_Exercise task_
Where a line contains the word "气体压力表", copy that line.

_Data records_
>> Start

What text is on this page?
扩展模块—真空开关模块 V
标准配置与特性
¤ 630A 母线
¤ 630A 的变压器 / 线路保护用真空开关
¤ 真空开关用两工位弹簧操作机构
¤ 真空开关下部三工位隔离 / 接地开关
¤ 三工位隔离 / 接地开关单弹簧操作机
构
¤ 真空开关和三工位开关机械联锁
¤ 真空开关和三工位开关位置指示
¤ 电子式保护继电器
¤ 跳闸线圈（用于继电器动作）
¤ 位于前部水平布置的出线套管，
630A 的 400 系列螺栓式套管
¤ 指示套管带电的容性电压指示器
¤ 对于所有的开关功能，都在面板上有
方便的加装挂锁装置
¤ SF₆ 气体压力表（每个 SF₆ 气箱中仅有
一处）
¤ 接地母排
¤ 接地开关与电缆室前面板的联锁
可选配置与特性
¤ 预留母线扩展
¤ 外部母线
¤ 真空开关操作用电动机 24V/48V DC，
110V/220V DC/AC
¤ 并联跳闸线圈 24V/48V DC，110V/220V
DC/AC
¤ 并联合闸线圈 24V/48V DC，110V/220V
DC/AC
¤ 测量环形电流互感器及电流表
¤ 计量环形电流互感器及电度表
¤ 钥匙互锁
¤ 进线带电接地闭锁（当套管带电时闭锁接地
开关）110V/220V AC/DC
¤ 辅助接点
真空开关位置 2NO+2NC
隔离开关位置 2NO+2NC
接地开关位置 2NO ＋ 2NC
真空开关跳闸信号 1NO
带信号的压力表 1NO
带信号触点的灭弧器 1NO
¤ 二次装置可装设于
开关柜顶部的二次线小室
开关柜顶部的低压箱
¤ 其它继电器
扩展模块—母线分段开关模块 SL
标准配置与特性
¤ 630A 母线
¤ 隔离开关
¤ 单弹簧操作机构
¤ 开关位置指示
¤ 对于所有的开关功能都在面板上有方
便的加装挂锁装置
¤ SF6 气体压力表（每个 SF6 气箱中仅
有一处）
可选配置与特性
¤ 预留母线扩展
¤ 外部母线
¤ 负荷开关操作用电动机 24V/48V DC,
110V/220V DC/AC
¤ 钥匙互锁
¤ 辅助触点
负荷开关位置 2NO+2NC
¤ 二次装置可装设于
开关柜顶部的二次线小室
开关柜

>> End
>> Start

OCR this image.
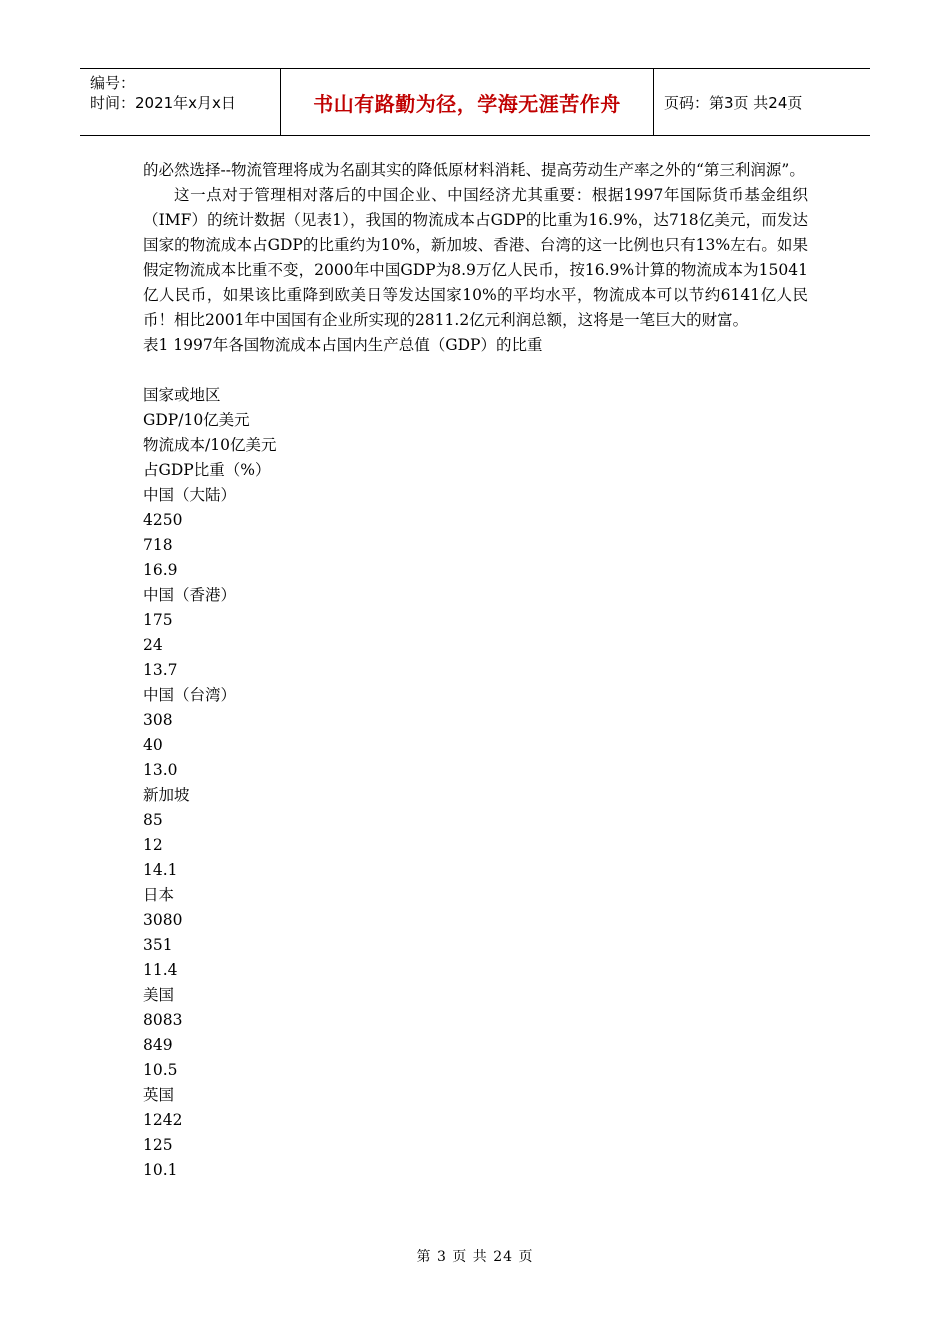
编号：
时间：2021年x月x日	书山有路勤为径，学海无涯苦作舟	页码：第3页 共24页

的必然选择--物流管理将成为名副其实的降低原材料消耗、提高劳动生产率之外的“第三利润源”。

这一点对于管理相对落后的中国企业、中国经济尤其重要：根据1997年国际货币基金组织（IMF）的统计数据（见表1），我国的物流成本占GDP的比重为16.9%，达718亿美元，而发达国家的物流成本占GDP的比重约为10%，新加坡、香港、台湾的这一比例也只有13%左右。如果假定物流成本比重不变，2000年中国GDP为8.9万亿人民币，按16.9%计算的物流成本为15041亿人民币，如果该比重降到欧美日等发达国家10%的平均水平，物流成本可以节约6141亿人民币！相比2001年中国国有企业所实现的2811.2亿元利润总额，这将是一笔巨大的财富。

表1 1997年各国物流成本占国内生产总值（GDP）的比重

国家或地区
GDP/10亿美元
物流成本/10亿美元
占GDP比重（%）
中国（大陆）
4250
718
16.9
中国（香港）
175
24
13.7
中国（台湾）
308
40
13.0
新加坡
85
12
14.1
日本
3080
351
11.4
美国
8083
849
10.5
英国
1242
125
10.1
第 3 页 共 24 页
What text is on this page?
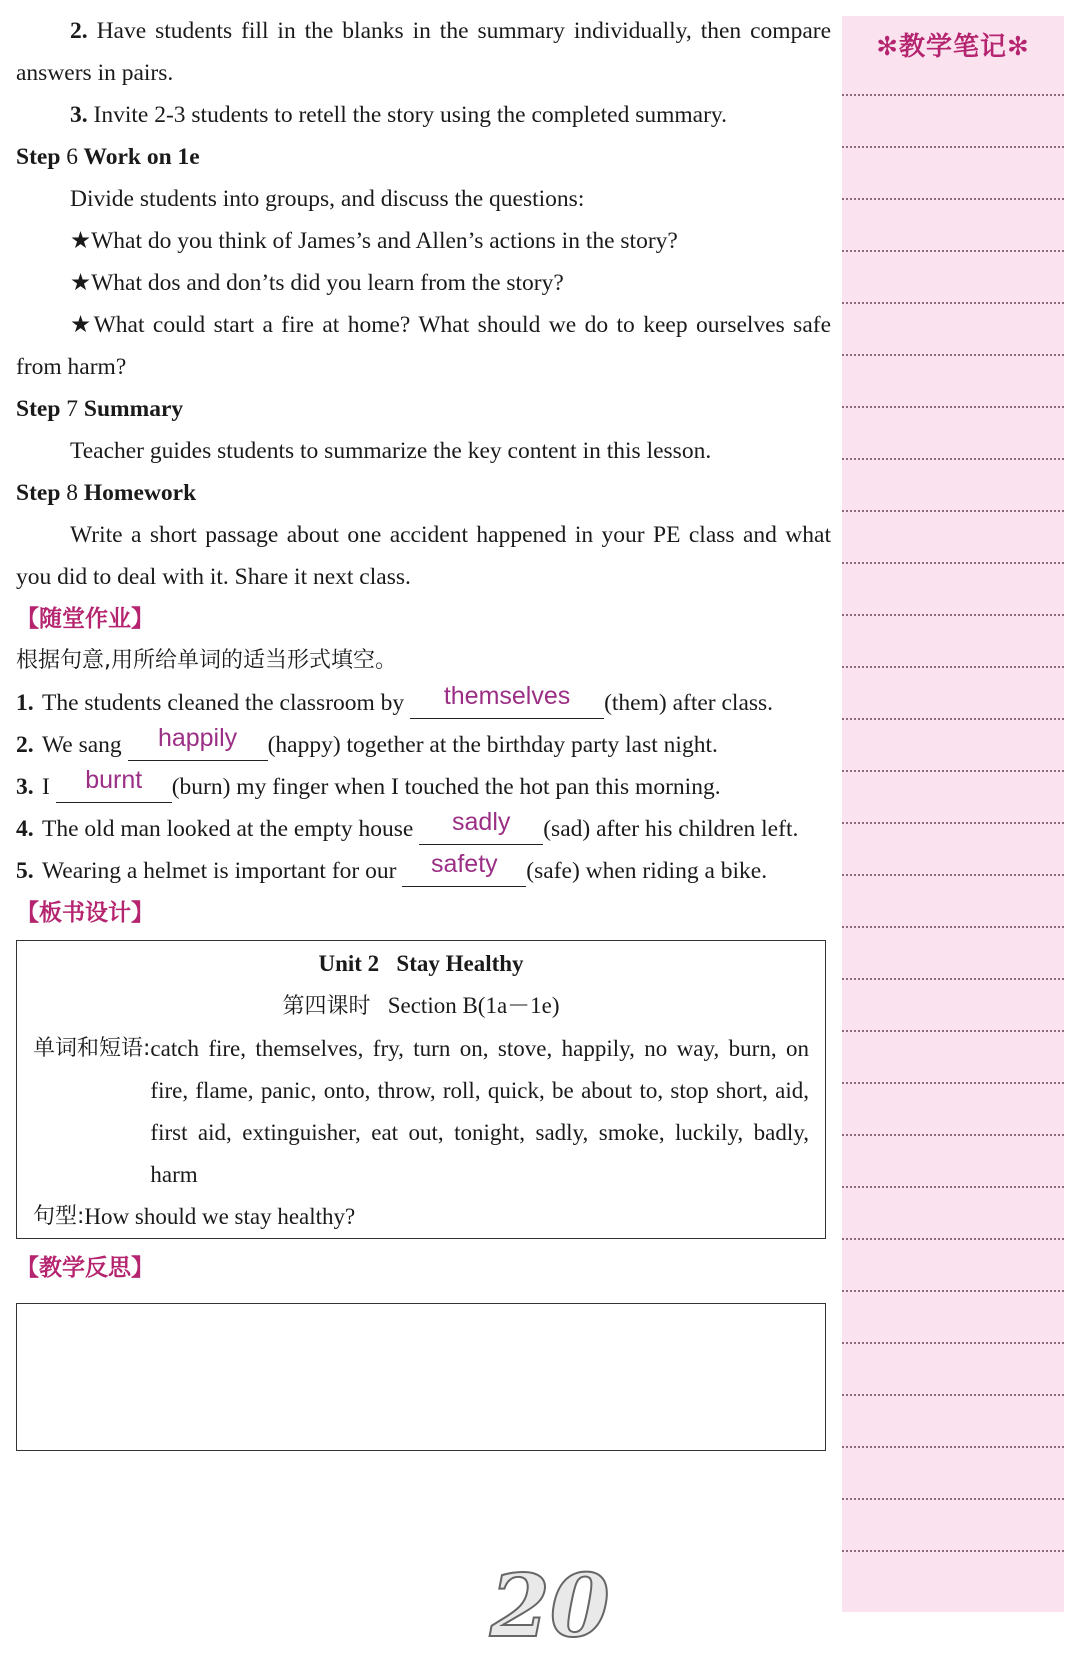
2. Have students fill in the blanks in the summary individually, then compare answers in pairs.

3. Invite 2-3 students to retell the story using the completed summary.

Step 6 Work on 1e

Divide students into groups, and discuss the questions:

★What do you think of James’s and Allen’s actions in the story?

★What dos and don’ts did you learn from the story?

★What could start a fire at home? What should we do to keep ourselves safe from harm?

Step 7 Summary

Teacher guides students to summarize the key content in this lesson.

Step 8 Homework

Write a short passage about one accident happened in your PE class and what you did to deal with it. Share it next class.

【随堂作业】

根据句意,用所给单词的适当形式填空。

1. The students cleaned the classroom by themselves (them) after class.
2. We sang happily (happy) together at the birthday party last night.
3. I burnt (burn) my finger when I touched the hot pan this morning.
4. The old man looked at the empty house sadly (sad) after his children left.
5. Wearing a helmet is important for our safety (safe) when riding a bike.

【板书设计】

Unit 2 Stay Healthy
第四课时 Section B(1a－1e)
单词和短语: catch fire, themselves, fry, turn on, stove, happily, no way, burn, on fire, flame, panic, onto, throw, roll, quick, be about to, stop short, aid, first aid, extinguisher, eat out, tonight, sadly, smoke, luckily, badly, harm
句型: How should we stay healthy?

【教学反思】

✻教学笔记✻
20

>> End

_Full solution_
¤ SF₆ 气体压力表（每个 SF₆ 气箱中仅有
¤ SF6 气体压力表（每个 SF6 气箱中仅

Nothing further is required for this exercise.